■ **Stated exercise**:
Report how many lines hold the word "Received"; give nothing but the number.

:: Exercise input

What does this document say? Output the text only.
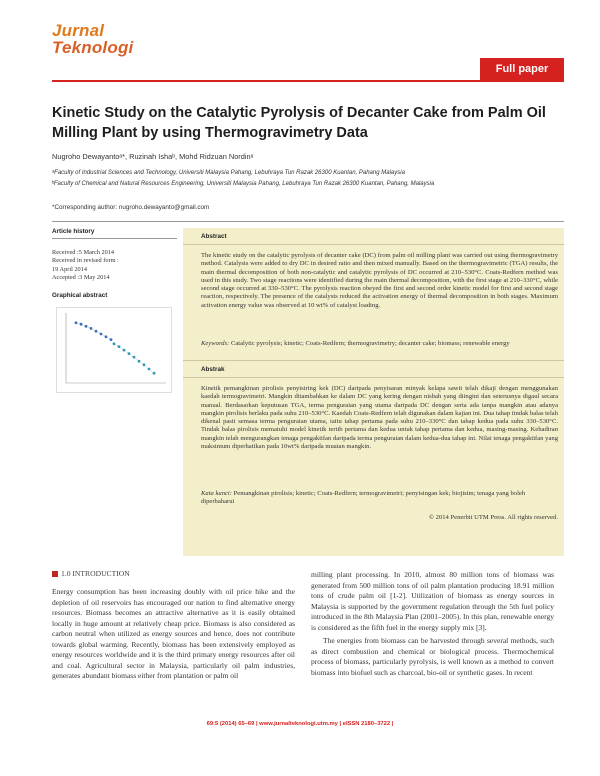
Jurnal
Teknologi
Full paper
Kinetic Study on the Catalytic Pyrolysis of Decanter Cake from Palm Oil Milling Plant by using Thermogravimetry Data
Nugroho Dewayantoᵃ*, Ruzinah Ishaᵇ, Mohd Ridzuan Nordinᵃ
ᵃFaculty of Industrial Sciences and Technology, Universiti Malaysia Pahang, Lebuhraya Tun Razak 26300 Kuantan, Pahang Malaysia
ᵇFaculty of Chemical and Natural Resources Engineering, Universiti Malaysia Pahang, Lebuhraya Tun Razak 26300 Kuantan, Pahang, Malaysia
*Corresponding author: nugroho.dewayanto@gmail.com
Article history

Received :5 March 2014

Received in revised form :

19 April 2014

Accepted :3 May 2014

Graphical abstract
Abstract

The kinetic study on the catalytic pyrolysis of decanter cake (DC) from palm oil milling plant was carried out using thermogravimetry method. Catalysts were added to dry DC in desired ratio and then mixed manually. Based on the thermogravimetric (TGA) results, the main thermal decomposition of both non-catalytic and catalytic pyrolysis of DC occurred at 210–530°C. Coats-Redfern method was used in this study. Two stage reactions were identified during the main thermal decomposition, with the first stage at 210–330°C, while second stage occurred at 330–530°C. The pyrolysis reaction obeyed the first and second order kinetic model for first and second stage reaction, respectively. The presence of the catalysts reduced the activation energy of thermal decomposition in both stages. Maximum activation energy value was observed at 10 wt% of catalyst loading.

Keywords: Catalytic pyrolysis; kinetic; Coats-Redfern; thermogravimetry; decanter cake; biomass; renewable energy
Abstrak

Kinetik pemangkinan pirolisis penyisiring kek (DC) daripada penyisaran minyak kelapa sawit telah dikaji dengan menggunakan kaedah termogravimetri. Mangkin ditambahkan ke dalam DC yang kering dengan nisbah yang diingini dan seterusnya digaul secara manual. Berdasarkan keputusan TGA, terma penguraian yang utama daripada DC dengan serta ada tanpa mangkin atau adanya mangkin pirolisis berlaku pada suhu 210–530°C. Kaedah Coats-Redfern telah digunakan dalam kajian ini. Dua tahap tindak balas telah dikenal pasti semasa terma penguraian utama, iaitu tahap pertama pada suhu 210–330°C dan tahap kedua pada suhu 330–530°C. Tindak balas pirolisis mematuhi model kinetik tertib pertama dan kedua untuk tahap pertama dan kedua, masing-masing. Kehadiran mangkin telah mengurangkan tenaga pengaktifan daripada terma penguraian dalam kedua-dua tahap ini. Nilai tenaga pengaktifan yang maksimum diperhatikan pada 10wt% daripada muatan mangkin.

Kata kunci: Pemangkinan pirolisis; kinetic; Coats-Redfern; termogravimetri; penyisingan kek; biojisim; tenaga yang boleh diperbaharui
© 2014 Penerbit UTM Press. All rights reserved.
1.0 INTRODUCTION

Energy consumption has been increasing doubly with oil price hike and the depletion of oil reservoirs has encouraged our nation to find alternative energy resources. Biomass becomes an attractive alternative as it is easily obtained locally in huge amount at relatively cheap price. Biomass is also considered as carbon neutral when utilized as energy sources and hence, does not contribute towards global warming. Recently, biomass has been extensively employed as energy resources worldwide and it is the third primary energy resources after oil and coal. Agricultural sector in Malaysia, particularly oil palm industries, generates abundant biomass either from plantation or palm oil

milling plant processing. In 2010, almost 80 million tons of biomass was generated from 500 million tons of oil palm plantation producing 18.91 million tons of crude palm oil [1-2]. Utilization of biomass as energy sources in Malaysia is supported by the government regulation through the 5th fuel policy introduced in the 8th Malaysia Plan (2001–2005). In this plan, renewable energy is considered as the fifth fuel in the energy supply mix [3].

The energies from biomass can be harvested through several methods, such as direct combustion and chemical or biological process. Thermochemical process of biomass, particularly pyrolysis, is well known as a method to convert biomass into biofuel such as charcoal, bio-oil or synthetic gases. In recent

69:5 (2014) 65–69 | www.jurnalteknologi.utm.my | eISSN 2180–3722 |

::::

■ **Task result**:
2